### Written problem
Please repeat, word for word, only the lines in the records between the one holding "metric-label: 分支覆盖率 bbox=[372, 130, 442, 146]" and the one holding "metric-value: 75% (45/60", inclusive.

--- start Given data ---

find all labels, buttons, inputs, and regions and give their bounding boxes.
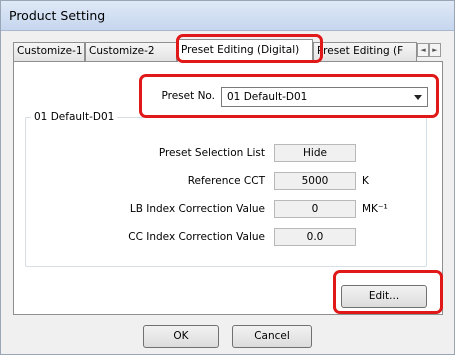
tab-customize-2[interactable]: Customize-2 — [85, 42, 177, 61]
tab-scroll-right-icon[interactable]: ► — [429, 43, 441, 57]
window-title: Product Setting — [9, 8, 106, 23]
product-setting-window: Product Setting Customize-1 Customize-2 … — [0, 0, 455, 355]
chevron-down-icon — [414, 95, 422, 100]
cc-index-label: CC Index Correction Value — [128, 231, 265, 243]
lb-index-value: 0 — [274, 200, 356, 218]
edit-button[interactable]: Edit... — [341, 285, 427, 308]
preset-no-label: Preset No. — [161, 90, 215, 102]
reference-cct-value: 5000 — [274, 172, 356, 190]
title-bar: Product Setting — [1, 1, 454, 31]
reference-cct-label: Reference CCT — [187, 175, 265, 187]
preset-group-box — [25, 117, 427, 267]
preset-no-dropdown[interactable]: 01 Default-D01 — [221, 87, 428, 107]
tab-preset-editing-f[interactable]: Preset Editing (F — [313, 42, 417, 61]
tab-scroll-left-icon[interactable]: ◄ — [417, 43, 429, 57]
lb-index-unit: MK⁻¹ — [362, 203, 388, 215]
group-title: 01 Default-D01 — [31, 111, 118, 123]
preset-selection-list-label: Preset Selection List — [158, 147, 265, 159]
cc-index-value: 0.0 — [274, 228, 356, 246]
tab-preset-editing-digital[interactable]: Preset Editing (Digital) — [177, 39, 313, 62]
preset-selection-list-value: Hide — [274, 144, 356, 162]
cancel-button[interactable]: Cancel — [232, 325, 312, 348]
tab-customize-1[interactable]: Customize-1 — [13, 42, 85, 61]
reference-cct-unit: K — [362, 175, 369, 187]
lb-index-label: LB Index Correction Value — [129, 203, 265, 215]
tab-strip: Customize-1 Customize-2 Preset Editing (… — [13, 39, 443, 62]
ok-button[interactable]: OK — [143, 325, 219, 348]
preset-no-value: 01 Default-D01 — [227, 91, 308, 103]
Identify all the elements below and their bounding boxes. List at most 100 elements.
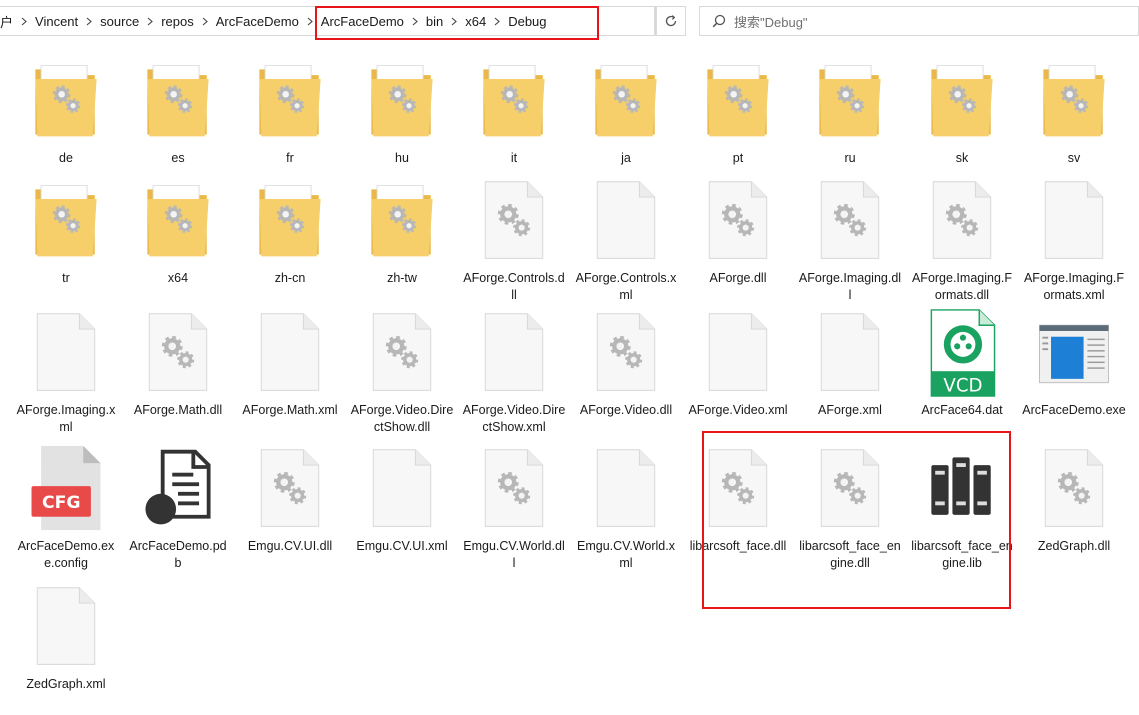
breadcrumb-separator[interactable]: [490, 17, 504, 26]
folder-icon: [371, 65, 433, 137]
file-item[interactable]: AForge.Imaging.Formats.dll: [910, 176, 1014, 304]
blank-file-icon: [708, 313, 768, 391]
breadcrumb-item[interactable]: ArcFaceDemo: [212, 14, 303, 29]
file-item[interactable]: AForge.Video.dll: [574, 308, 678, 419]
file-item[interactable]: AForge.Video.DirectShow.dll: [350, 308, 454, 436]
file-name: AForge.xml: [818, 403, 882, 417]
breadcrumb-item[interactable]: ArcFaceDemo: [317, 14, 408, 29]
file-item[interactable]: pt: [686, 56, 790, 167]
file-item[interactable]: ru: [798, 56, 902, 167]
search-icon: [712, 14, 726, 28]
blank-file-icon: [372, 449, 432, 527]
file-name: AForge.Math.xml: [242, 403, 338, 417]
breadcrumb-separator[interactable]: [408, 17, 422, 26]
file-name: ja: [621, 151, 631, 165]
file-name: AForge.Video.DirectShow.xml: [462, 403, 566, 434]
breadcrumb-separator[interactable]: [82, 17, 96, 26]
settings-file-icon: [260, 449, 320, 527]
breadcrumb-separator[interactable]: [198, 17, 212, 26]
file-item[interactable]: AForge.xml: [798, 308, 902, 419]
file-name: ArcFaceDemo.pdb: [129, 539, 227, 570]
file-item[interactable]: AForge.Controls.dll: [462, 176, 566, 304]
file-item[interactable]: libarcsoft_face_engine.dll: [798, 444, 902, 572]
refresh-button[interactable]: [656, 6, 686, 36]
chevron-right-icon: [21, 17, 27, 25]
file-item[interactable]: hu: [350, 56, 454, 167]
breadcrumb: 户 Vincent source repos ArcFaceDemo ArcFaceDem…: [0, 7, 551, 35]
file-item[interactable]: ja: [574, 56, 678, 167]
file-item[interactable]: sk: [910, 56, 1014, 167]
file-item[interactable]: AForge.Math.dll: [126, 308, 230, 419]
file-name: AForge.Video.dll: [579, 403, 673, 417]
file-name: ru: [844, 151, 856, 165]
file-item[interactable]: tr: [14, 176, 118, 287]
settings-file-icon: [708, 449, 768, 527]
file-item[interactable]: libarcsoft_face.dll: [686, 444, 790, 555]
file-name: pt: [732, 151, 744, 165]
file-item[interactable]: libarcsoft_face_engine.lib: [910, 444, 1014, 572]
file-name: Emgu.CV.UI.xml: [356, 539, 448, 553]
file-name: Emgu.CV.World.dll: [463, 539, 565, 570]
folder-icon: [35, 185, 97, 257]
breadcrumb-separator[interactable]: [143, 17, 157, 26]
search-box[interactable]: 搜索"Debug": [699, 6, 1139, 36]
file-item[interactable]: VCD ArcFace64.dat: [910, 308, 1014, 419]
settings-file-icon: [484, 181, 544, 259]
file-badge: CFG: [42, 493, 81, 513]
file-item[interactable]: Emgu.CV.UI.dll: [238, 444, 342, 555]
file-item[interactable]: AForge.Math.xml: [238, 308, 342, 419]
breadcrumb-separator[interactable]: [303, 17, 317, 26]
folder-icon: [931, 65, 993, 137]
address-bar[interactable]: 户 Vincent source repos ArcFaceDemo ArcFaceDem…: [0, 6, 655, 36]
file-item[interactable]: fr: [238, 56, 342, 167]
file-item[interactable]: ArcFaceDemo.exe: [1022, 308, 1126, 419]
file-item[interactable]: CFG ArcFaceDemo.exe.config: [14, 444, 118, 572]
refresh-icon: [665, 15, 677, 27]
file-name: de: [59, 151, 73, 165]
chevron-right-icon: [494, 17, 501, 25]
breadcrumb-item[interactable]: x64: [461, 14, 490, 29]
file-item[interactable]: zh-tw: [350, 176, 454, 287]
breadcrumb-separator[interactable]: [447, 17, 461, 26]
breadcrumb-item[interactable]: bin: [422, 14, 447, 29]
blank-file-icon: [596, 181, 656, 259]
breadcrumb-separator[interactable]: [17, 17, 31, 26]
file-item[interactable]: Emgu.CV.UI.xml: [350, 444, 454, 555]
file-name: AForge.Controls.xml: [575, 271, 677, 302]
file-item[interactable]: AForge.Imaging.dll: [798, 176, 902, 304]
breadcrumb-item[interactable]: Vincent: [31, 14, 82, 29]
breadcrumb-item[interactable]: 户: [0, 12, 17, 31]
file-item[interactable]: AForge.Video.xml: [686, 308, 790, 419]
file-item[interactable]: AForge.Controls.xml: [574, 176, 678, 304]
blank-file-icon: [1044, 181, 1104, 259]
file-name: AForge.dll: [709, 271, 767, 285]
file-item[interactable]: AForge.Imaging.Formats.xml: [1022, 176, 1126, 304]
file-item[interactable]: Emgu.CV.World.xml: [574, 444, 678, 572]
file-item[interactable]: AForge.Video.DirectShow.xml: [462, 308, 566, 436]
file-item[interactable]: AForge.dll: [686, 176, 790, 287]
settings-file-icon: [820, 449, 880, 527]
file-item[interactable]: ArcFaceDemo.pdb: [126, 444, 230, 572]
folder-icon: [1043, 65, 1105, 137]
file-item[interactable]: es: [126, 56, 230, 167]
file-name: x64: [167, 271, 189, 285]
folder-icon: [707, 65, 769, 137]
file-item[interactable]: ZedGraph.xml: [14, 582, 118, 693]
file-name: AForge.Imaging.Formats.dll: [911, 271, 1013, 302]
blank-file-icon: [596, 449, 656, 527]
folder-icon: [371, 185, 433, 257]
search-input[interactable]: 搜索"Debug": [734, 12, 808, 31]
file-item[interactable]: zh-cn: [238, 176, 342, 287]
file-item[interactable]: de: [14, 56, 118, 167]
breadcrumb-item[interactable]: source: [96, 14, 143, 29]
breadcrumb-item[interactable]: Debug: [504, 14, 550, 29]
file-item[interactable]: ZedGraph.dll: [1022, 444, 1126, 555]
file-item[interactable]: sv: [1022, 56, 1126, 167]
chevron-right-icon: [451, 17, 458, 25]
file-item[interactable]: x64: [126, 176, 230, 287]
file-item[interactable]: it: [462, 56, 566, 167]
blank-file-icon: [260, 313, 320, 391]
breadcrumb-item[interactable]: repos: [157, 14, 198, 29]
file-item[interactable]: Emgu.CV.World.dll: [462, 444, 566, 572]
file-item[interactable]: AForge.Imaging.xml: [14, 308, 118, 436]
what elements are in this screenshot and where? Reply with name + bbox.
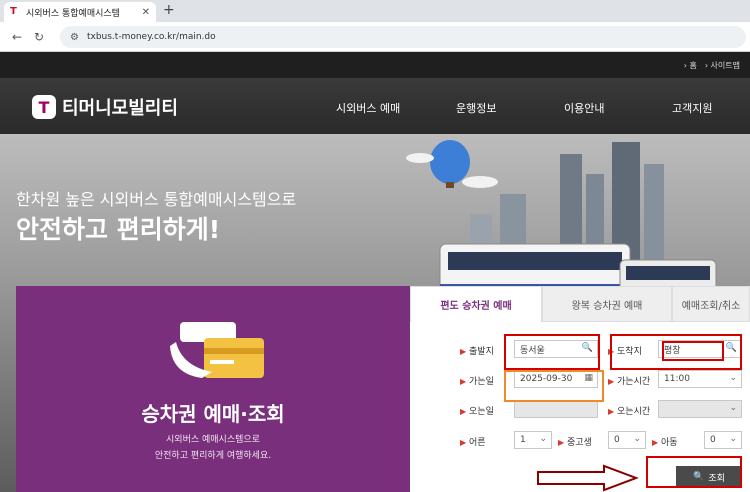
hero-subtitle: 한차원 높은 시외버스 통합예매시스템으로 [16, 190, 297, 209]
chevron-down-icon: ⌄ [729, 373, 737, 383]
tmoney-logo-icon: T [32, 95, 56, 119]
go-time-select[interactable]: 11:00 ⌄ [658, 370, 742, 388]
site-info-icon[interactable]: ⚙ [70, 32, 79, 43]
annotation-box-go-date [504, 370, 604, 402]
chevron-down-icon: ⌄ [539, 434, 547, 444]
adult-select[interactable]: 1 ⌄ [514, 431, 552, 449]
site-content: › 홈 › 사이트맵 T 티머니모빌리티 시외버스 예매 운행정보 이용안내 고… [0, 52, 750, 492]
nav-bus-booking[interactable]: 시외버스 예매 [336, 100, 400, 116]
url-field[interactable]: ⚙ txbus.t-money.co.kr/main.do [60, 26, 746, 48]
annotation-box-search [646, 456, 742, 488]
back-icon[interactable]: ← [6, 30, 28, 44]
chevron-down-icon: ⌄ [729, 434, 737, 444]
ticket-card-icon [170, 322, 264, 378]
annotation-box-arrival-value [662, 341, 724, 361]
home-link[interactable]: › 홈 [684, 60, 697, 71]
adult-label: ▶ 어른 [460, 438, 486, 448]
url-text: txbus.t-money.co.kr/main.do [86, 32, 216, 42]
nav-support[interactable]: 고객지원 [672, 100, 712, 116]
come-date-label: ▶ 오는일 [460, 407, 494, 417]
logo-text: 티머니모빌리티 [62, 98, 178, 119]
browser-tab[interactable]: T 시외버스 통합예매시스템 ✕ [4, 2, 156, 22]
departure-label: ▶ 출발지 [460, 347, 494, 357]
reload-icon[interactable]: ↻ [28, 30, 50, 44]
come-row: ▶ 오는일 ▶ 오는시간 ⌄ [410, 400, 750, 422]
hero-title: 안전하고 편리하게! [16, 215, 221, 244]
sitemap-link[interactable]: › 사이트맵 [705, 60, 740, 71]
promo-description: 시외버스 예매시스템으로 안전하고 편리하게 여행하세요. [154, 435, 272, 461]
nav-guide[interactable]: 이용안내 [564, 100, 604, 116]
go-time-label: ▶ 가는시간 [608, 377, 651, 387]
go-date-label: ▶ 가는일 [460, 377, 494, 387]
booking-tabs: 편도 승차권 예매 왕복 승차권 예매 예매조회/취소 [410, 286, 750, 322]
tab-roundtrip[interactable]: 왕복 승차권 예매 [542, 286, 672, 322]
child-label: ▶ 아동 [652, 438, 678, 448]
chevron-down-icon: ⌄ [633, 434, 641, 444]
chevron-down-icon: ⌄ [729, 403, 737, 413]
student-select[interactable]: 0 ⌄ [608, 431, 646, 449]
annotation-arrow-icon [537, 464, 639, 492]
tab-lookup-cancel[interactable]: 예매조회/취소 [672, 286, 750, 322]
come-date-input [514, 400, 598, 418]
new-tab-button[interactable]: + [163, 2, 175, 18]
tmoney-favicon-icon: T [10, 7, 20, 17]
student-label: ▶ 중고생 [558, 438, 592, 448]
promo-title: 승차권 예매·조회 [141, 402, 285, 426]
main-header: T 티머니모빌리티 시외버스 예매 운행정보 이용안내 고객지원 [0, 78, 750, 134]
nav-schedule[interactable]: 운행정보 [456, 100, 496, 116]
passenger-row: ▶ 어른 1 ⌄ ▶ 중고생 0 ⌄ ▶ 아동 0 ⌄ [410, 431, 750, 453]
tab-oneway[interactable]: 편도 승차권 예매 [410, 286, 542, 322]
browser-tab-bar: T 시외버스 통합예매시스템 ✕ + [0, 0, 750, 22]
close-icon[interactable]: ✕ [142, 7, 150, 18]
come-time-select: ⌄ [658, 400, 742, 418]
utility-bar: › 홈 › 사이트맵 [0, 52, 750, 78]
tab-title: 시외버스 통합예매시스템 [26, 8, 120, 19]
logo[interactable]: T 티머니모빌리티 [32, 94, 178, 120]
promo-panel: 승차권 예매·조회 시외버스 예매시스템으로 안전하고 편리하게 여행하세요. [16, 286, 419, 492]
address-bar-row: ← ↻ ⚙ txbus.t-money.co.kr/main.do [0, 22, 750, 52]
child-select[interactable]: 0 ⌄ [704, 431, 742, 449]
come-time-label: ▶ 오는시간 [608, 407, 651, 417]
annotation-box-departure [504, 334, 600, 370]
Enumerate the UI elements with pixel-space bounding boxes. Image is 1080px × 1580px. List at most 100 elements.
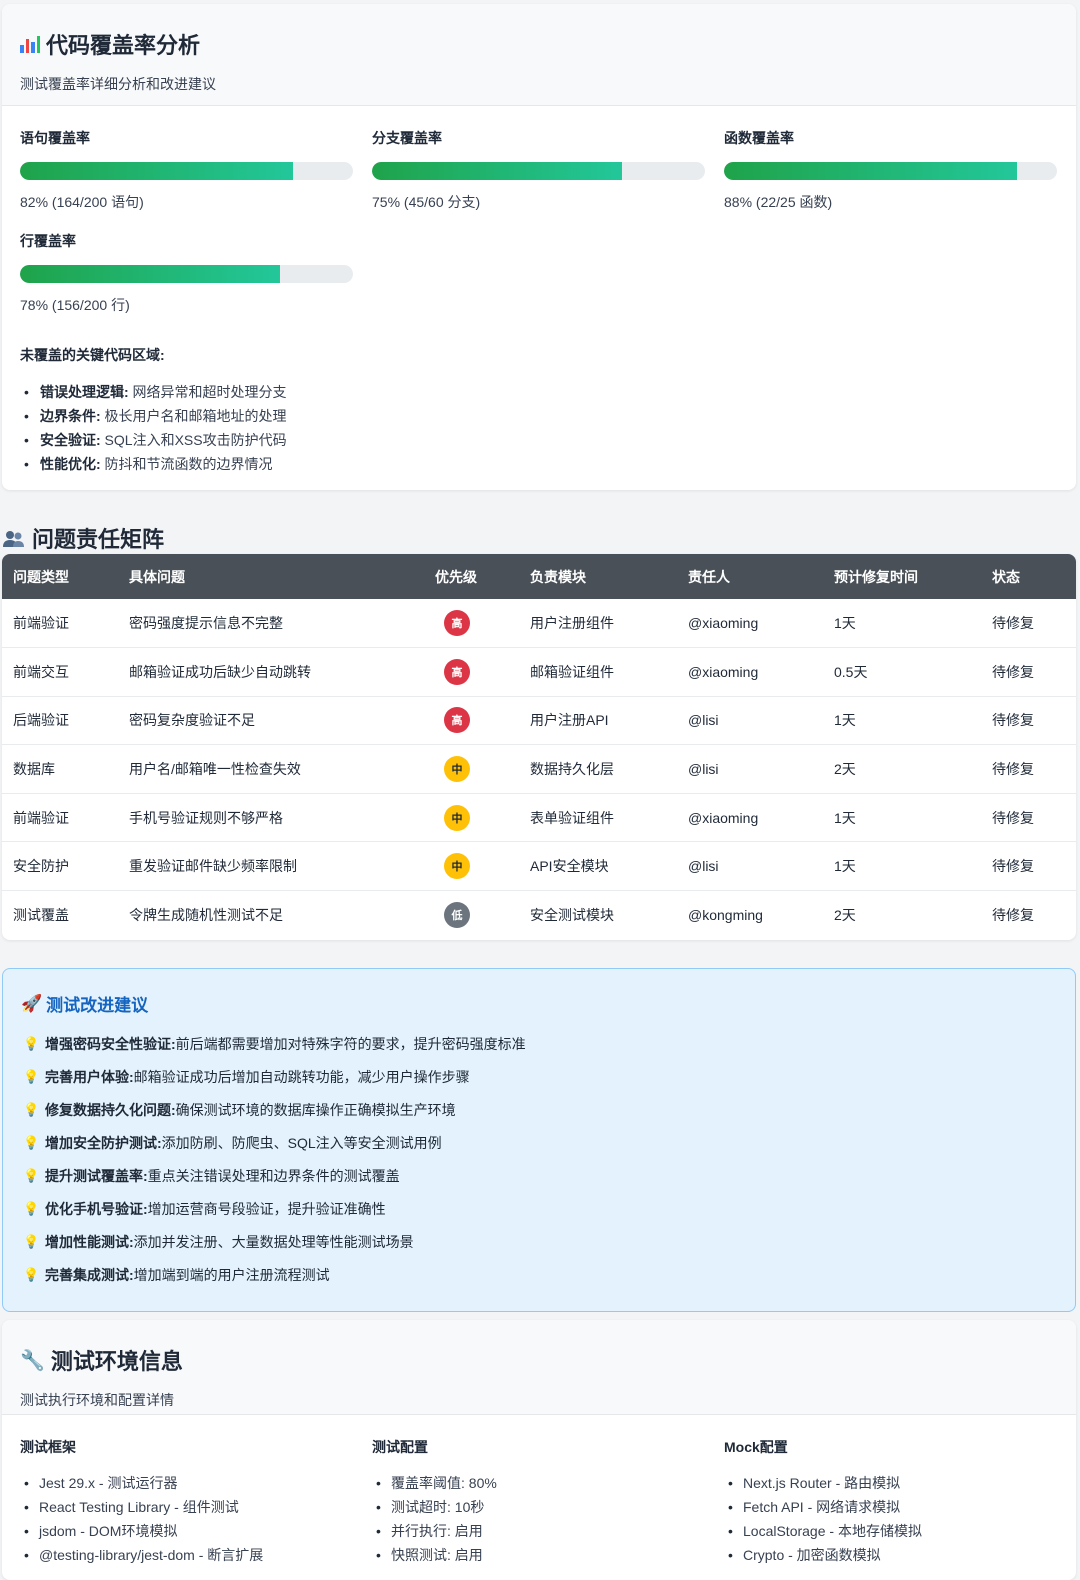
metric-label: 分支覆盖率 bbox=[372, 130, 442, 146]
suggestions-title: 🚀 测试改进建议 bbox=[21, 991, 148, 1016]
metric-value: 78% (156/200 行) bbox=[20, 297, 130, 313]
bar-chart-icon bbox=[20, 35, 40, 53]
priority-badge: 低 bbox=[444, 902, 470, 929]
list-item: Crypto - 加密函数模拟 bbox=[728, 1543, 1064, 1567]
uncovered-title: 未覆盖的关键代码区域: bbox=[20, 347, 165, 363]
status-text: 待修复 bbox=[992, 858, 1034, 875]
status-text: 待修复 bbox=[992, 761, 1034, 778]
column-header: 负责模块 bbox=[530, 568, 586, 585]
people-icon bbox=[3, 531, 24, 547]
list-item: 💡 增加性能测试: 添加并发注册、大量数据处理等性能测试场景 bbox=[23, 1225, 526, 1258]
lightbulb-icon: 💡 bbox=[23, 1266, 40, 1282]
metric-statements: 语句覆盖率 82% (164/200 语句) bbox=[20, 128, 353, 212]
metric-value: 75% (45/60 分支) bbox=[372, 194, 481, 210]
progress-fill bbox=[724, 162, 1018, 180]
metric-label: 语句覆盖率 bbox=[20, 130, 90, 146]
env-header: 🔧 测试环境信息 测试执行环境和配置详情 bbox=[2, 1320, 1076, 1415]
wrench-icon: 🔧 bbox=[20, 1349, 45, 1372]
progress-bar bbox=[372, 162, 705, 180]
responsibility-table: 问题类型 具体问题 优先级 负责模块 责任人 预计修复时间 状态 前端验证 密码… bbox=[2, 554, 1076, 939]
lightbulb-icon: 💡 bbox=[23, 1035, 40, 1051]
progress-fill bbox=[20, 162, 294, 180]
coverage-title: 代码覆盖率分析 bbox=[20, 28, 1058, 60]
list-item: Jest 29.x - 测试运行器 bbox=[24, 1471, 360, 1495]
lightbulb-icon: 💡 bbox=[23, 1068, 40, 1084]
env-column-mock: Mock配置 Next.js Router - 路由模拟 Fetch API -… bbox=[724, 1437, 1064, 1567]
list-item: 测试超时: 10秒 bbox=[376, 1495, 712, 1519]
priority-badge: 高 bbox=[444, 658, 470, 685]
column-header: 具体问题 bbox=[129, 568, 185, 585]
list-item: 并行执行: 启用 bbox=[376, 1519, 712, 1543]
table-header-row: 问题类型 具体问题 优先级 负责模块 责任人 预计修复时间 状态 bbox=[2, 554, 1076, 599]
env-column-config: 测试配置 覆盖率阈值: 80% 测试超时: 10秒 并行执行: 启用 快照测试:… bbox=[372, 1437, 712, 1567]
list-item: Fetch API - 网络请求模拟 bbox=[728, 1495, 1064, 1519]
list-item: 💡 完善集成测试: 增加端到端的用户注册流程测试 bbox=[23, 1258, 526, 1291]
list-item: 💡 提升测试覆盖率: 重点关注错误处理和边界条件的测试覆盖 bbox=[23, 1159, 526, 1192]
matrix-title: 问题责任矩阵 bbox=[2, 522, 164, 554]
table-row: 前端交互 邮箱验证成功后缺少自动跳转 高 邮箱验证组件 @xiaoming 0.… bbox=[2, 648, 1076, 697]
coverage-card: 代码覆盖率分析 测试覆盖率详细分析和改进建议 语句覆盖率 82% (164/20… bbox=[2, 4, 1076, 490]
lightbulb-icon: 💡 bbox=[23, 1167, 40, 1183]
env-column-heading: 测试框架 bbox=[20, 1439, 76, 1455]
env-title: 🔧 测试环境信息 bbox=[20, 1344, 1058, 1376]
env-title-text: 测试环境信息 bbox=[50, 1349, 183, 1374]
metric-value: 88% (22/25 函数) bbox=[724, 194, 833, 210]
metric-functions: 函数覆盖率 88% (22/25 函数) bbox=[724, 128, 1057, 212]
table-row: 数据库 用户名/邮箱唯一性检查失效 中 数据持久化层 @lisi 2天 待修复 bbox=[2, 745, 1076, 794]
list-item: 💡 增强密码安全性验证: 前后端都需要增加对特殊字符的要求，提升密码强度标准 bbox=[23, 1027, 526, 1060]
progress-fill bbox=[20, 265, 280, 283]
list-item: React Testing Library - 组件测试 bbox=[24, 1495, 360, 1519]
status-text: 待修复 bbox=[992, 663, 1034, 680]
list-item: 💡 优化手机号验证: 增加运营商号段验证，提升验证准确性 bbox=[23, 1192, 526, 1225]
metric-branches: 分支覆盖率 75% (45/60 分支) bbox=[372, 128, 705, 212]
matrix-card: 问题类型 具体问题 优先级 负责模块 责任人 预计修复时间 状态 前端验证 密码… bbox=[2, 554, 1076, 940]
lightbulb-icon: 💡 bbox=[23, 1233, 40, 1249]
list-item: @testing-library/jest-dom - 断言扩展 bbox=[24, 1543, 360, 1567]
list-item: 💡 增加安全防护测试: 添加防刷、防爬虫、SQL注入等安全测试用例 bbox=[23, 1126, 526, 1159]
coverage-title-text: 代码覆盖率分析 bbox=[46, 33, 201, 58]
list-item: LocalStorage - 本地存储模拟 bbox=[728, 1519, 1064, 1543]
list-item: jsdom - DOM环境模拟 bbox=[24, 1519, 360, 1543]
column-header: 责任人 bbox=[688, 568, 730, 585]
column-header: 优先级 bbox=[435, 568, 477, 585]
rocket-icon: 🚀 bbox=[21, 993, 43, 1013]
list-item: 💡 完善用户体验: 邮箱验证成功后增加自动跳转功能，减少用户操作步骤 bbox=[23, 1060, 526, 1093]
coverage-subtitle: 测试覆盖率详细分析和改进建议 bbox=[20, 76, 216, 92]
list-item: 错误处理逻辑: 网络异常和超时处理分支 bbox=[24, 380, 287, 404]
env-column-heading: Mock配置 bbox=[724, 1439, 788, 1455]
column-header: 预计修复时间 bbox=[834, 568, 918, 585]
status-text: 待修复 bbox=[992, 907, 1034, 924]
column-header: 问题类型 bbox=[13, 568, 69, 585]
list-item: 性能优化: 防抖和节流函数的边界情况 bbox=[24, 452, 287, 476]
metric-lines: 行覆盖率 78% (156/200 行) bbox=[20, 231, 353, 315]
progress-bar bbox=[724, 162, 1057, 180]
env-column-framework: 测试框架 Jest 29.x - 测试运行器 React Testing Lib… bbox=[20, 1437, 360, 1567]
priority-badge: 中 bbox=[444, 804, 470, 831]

--- end Given data ---

### Completed exercise
metric-label: 分支覆盖率 bbox=[372, 130, 442, 146]
suggestions-title: 🚀 测试改进建议 bbox=[21, 991, 148, 1016]
metric-value: 78% (156/200 行) bbox=[20, 297, 130, 313]
bar-chart-icon bbox=[20, 35, 40, 53]
priority-badge: 低 bbox=[444, 902, 470, 929]
list-item: Crypto - 加密函数模拟 bbox=[728, 1543, 1064, 1567]
uncovered-title: 未覆盖的关键代码区域: bbox=[20, 347, 165, 363]
status-text: 待修复 bbox=[992, 858, 1034, 875]
status-text: 待修复 bbox=[992, 761, 1034, 778]
column-header: 负责模块 bbox=[530, 568, 586, 585]
people-icon bbox=[3, 531, 24, 547]
list-item: 💡 增加性能测试: 添加并发注册、大量数据处理等性能测试场景 bbox=[23, 1225, 526, 1258]
lightbulb-icon: 💡 bbox=[23, 1266, 40, 1282]
metric-statements: 语句覆盖率 82% (164/200 语句) bbox=[20, 128, 353, 212]
metric-value: 75% (45/60 分支) bbox=[372, 194, 481, 210]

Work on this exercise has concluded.